OBJETIVO DA TAREFA | Estenda a entrevista sobre o álbum “Holy Ground” a partir da última resposta apresentada.

BLOCO DE TEXTO |
MV: Como se dá a relação dessa dramaticidade com o título (“Solo Sagrado”)?
GH: O “Solo Sagrado” pode ser o que você desejar. Para mim, é recuperação, a volta por cima. Estou em recuperação há trinta anos. “Solo Sagrado” é todo lugar que piso. Sou feliz e grato por ainda estar fazendo o que faço, sendo capaz de enxergá-lo em qualquer lugar e momento. [Risos]
MV: No último mês vocês iniciaram a Like No Other World Tour. Como foram os shows até agora?
GH: Incrivelmente bons. Extraordinariamente fortes. Os fãs têm sido muito receptivos. Casas lotadas, ótimo clima. Dá uma sensação incrível para que estejamos juntos no mesmo palco; é fantástico!
MV: Rolou alguma emoção ao reencontrar o público após tanto tempo sem tocar ao vivo?
GH: Sem dúvida. Estávamos separados há dezoito meses e, de repente, estamos no mesmo local. Realmente foi uma emoção tremenda, sabe? É como se todos fôssemos um.
MV: A turnê leva o nome de uma das melhores músicas do álbum e uma das mais legais que você já gravou: “Like No Other (Bassline)”. Você poderia discorrer um pouquinho sobre essa música?
GH: Doug e eu a compomos no verão de 2019. É uma música com groove. Sempre que estamos tocando ao vivo em estúdio, tenho um microfone a meu lado pronto em caso de pintar alguma ideia para a melodia vocal. Gravamos a música na primeira tomada. Sei que se chama “Like No Other”, mas “Can you feel my bassline?” (“Podes sentir minha linha de baixo?”) apenas saiu, foi muito espontâneo. Quando ouvimos essa parte depois, decidimos que se chamaria “Like No Other (Bassline)” [Risos]. Além do mais, é uma ótima faixa para ser tocada ao vivo, pois tem um groove fantástico.
MV: Completamente diferente de “Like No Other (Bassline)”, mas igualmente brilhante é “Far Away”. O que inspirou a letra tão profunda dessa música?
GH: Foi minha volta por cima e meu reencontro comigo mesmo. Navegando pelo oceano em direção à costa, aportando em um novo mundo, deixando outro para trás, e sendo muito grato por isso. Como você pode ouvir na letra, sou eu tomado de gratidão por ainda poder estar aqui fazendo o que faço; é uma expressão de total gratidão por ainda estar vivo e ser capaz de alcançar tantas pessoas quanto possível com meu rock ‘n’ roll. É uma música muito importante e gratificante para mim, como também é para o repertório do The Dead Daisies.
MV: É a sua favorita no “Holy Ground”?
GH: Sim, “Far Away” e “Like No Other (Bassline)” são as minhas favoritas, mas “Unspoken”, a primeira música que escrevi, também é especial para mim e por extensão para a banda. Essas três músicas, você sabe... Enfim, todas [do álbum] são ótimas! [Risos].

DADOS EXIBIDOS |
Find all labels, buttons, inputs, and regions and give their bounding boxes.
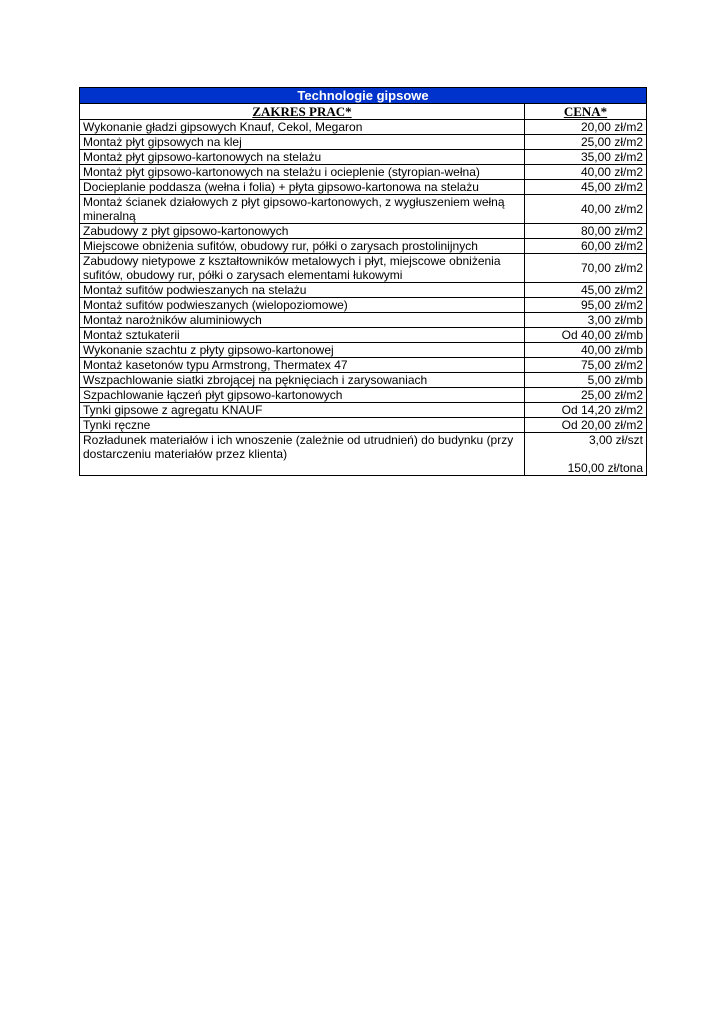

RESULTADO DA TAREFA |
MV: Há planos de trazer o The Dead Daisies para a América do Sul, em especial o Brasil?
GH: Sim. Estamos conversando com alguns promoters daí. Nossa ideia é ir no segundo semestre de 2022. Esperamos que isso aconteça!
MV: Tem alguma boa lembrança das vezes que esteve no Brasil?
GH: Só lembranças legais. Nunca vivi um momento ruim no Brasil. Não é de agora que minhas turnês sempre incluem datas nesse país. Tenho grandes amigos e os fãs mais incríveis do mundo. Vocês, brasileiros, são notáveis. E como é incrível, gratificante tocar para vocês.
MV: Falando em Brasil, boa parte do seu catálogo vem sendo lançada em CD por aqui, incluindo os três discos do Trapeze e o seu primeiro voo solo (“Play Me Out”). Para você, qual a importância de esse catálogo estar acontecendo a essa altura e em meio ao advento das plataformas digitais?
GH: É muito importante, porque tenho muitos fãs no Brasil e eles me vêm pedindo esses relançamentos há uns dez anos. É bom ver que, agora, finalmente estão saindo.
MV: Podemos dizer que “Play Me Out” seria como o Deep Purple soaria caso a banda não tivesse se separado em meio à turnê do “Come Taste the Band”?
GH: Não sei dizer. “Play Me Out” é um álbum que David Bowie iria produzir comigo e, no último segundo, decidiu trabalhar com Iggy Pop. É um álbum de soul, não de hard rock, e é muito experimental, cheio de groove, meio teatral até. Não tem nada a ver com o Deep Purple.
MV: É difícil imaginar os caras do Purple tocando um som tão funkeado?
GH: Impossível, eu diria. [Risos].
MV: Em dezembro fará 45 anos que Tommy Bolin nos deixou. Você sempre faz questão de tocar no nome dele, ressaltando como era amigo e um músico talentoso. Para você, ele foi um dos melhores da história?
GH: O músico mais subestimado com quem já toquei, além de um querido amigo. Amo muito o Tommy. Jeff Beck amava o Tommy. Todo mundo o amava. Ele era um ótimo guitarrista.
MV: O que o diferenciava dos outros deuses da guitarra dos anos 70?
GH: Ele não tinha medo de pisar fora do quadrado do rock tradicional e trazer música latina, reggae, groove e funk, e misturar tudo com o rock, o mesmo que eu. Minhas influências são o soul e o rock, mas Tommy era muito influenciado pela música latina.
MV: Stevie Wonder certa vez se referiu a você como “meu cantor branco favorito”. Quero saber se a recíproca é verdadeira: seria ele o seu cantor negro favorito?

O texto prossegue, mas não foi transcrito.